(Collected data)
----

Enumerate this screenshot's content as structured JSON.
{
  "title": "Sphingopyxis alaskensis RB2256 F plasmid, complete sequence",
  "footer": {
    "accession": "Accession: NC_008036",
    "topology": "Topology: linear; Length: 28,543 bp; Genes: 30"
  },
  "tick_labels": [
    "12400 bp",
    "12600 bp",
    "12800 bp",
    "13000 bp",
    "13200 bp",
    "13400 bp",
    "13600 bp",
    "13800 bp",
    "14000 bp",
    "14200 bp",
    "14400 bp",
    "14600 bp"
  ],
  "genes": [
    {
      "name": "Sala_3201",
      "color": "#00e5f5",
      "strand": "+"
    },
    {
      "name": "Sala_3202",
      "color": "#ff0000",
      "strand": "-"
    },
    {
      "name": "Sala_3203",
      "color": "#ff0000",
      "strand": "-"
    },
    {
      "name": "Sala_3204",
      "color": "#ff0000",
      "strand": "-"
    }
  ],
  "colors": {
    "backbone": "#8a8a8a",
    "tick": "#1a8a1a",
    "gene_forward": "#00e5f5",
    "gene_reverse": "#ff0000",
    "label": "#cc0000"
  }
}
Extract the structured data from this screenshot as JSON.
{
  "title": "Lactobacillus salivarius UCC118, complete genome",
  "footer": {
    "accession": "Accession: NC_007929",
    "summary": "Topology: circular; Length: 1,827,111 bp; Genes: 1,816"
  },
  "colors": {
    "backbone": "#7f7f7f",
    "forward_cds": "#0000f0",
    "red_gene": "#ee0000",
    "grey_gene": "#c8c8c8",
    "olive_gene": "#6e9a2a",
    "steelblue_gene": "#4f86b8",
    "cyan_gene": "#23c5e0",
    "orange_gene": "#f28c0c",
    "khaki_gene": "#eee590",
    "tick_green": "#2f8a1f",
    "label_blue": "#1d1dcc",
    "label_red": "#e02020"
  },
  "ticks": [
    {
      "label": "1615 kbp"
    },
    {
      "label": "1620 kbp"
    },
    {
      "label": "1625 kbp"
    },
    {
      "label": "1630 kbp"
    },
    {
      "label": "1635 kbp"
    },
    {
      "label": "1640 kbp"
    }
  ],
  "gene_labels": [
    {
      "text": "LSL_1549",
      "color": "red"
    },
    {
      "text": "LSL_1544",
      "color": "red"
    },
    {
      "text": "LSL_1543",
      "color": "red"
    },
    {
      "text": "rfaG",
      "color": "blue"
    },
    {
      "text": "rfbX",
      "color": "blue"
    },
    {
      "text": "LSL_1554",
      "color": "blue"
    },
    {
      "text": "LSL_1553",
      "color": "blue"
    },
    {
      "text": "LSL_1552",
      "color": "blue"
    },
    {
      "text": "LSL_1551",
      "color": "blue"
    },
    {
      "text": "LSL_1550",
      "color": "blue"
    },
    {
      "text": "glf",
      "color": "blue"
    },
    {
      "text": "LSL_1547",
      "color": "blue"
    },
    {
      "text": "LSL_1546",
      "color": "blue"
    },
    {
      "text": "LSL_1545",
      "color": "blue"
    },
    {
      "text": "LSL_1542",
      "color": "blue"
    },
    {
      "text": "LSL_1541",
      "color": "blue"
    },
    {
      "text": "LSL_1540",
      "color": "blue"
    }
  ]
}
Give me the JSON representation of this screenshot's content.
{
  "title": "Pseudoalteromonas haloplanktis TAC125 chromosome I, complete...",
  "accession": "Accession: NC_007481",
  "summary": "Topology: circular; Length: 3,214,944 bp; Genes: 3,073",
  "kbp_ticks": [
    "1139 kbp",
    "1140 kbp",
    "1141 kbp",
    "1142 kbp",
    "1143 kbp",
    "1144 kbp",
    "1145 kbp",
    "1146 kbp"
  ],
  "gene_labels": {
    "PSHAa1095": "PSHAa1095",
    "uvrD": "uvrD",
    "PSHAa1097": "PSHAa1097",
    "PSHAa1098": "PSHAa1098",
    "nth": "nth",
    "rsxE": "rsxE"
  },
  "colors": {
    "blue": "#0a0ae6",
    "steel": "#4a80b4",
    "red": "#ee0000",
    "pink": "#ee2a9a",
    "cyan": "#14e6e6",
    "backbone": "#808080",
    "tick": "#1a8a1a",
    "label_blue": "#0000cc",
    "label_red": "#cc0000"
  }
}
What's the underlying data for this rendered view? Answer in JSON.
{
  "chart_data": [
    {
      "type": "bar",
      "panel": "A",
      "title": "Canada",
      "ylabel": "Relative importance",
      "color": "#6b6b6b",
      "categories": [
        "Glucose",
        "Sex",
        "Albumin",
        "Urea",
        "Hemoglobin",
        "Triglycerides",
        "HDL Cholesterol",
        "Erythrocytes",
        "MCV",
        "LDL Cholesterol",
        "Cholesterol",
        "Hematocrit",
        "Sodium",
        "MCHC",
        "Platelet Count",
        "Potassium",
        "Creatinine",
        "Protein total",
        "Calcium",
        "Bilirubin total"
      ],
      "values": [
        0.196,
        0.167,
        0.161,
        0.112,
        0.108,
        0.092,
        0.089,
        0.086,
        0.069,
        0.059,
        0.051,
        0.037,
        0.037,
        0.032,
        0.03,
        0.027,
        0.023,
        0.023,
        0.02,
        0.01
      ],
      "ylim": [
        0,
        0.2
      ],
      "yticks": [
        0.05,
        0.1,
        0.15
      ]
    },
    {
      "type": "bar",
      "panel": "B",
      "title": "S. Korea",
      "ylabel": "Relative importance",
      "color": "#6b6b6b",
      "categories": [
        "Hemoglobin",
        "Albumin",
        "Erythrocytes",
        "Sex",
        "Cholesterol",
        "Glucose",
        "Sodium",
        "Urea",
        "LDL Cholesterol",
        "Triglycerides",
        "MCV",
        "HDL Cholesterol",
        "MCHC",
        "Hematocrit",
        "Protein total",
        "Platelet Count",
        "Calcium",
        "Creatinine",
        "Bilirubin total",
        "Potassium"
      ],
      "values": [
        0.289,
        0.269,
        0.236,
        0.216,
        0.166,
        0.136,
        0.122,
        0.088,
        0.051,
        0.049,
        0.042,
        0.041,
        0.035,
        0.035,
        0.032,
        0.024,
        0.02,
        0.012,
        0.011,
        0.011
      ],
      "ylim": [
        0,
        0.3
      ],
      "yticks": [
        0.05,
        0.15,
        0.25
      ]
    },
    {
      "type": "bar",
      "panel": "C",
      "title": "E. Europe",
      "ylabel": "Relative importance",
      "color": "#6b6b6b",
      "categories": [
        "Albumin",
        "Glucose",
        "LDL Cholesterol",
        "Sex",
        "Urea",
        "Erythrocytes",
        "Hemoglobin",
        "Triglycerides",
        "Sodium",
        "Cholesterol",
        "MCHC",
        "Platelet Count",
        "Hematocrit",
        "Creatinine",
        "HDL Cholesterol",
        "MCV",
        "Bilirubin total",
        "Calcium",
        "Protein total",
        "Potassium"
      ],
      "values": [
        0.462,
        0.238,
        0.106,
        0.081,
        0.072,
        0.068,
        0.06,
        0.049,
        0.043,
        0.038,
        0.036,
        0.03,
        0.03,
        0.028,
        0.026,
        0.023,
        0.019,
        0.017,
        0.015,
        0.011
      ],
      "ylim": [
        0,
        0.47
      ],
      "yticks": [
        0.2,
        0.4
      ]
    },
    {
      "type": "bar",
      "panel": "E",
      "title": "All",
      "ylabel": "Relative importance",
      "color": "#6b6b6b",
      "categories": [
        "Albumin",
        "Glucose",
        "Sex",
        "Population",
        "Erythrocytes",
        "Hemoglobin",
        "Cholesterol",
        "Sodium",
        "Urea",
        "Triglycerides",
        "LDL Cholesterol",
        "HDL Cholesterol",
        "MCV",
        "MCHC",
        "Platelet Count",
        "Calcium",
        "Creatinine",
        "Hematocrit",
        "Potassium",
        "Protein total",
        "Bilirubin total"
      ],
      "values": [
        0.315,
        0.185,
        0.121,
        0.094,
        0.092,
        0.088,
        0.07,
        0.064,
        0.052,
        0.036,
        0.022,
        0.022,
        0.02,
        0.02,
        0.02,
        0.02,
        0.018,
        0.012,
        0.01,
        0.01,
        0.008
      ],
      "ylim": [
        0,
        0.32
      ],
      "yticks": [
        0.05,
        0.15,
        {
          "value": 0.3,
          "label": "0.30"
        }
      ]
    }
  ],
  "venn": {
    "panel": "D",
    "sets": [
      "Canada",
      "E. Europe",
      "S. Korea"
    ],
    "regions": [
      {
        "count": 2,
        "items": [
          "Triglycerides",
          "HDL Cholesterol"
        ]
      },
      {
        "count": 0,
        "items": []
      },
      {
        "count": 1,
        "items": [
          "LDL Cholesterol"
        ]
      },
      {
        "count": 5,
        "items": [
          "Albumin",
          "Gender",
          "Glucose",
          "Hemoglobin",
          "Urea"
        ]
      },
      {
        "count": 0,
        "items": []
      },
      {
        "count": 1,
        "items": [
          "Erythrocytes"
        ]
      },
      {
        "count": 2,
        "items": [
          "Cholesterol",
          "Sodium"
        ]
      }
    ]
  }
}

----

• Exercise details
Look over the records above and filter for each line with the word "summary".

• Exercise response
    "summary": "Topology: circular; Length: 1,827,111 bp; Genes: 1,816"
  "summary": "Topology: circular; Length: 3,214,944 bp; Genes: 3,073",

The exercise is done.